● **TO DO**
Find the lines of data that contain the string "Билборды", then list them.

(Collected data entries)
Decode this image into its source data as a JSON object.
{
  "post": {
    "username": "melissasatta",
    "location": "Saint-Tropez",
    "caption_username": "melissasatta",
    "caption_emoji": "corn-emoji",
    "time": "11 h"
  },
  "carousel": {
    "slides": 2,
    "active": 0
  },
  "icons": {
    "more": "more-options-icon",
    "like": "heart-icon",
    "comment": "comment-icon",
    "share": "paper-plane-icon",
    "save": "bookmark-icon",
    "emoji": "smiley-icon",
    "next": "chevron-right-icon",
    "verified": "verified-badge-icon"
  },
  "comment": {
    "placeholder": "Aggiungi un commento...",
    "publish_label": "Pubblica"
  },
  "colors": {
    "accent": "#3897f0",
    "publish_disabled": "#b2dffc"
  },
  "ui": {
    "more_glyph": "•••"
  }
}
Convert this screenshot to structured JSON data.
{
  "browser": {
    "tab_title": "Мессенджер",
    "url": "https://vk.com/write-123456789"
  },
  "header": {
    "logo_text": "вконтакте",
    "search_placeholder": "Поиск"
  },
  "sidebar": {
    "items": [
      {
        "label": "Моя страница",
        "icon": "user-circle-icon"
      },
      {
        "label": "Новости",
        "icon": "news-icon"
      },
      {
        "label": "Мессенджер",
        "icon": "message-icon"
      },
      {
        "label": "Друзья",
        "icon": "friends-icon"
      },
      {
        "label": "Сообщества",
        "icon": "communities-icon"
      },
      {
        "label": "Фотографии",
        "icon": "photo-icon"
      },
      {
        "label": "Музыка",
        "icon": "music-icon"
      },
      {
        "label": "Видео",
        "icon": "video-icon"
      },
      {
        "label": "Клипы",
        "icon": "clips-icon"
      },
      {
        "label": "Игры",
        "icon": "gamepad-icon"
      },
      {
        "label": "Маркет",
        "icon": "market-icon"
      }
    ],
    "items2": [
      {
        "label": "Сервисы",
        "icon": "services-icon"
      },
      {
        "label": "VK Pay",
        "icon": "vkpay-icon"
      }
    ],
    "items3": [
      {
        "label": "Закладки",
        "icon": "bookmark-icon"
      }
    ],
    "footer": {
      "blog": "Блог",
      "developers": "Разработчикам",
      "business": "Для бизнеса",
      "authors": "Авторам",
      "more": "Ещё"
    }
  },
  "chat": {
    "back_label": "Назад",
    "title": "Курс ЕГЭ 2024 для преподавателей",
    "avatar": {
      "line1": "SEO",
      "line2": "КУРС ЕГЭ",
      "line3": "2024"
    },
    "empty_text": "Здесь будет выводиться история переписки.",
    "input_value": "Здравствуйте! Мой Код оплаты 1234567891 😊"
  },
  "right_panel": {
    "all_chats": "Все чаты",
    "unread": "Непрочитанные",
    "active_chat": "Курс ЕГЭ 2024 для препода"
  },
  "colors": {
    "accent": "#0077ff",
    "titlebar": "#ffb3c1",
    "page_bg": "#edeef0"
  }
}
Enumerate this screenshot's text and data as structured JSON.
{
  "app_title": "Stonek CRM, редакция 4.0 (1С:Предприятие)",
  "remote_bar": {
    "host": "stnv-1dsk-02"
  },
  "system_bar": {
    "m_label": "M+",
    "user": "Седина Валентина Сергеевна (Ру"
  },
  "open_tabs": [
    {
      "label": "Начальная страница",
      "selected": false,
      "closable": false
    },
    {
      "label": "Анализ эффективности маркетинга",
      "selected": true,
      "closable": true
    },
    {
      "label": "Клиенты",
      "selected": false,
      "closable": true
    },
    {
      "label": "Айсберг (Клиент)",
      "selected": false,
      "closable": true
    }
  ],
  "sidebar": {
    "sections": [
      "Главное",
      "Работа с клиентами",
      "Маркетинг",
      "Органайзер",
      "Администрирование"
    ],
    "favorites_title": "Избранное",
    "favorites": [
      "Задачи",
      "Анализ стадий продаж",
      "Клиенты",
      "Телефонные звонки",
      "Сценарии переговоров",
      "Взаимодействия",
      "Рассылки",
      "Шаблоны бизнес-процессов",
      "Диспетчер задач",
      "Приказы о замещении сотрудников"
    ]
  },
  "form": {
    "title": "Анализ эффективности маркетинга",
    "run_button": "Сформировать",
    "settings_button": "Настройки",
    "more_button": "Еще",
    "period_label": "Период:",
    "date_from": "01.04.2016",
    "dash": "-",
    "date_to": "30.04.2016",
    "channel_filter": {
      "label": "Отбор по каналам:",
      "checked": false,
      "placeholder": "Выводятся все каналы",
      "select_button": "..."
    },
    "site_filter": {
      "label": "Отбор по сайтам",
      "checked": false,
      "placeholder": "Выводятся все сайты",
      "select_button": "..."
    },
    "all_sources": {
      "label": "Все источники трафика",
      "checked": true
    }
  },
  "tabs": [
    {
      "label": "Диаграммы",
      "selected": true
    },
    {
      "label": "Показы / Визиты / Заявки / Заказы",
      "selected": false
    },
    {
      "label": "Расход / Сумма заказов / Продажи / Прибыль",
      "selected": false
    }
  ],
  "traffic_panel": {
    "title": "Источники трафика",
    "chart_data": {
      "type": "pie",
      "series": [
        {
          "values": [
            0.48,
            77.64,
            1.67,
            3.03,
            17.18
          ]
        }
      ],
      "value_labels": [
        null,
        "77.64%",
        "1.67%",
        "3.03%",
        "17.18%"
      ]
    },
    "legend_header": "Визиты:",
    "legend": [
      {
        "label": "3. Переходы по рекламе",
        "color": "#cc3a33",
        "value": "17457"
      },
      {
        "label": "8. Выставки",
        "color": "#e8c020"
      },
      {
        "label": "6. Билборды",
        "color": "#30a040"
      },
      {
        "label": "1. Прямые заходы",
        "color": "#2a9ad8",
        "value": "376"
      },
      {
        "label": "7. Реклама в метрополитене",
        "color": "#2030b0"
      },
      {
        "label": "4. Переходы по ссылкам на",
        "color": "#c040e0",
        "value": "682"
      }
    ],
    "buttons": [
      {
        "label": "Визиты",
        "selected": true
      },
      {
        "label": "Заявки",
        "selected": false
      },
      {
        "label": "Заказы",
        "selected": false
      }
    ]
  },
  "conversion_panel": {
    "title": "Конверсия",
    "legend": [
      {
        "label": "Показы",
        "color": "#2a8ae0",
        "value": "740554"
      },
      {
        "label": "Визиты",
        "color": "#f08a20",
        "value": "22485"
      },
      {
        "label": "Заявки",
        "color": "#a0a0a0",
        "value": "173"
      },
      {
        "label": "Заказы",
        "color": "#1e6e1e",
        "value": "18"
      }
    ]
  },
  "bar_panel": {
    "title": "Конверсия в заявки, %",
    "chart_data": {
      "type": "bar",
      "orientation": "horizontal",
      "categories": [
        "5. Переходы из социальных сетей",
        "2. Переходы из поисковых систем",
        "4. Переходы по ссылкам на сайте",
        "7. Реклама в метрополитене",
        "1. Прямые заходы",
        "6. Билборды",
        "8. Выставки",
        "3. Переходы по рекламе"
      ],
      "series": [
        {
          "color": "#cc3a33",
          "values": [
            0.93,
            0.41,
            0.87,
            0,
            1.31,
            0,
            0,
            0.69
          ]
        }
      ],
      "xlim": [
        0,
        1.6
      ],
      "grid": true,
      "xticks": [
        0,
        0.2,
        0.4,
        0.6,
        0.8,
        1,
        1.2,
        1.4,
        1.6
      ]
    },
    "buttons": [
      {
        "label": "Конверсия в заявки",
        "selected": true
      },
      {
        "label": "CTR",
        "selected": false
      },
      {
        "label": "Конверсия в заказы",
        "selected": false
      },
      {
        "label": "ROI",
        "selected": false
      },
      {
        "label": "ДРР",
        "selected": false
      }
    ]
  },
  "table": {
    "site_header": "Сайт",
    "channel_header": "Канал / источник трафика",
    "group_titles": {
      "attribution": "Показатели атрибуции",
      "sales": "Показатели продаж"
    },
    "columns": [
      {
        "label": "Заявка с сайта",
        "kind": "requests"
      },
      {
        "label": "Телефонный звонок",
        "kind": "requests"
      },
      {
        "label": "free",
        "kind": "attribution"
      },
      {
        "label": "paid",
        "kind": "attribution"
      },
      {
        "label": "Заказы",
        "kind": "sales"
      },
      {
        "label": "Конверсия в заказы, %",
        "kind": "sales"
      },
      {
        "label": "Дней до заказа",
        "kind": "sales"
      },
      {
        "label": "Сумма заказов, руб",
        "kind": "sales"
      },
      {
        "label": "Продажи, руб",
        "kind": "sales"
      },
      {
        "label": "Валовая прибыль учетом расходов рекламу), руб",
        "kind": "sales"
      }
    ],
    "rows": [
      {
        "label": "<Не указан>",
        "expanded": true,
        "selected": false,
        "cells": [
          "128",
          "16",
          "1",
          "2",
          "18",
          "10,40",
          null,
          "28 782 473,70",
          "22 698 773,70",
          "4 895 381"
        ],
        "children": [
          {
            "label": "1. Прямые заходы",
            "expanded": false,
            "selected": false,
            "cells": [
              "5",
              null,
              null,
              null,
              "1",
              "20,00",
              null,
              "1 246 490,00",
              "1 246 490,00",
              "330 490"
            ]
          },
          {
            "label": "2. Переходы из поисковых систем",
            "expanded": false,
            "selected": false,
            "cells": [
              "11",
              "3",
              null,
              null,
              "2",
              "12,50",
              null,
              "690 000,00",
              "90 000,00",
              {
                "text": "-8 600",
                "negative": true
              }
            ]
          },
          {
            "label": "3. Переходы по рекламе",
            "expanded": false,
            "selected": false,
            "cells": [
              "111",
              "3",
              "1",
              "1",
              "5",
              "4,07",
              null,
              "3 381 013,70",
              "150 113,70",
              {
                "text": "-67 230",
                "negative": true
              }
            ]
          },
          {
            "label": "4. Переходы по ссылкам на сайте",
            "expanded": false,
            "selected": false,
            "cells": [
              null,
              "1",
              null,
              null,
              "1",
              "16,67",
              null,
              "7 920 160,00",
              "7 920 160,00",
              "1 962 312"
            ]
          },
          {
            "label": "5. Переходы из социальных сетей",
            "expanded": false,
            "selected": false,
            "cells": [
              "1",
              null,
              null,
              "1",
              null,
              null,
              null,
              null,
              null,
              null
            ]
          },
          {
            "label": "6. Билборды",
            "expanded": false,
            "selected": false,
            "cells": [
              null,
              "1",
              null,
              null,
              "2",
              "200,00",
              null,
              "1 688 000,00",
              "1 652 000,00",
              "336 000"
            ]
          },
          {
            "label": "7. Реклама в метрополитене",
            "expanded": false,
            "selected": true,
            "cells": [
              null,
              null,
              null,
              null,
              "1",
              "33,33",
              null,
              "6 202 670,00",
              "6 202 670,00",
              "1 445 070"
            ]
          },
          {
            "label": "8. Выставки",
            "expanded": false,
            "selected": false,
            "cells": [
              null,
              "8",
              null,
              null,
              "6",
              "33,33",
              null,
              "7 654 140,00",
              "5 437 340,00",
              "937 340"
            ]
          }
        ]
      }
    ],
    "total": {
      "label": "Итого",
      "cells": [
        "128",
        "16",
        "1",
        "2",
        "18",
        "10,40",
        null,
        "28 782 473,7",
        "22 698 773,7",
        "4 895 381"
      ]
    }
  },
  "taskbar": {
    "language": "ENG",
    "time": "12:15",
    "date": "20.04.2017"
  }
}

● **OUTPUT OF THE TASK**
        "label": "6. Билборды",
        "6. Билборды",
            "label": "6. Билборды",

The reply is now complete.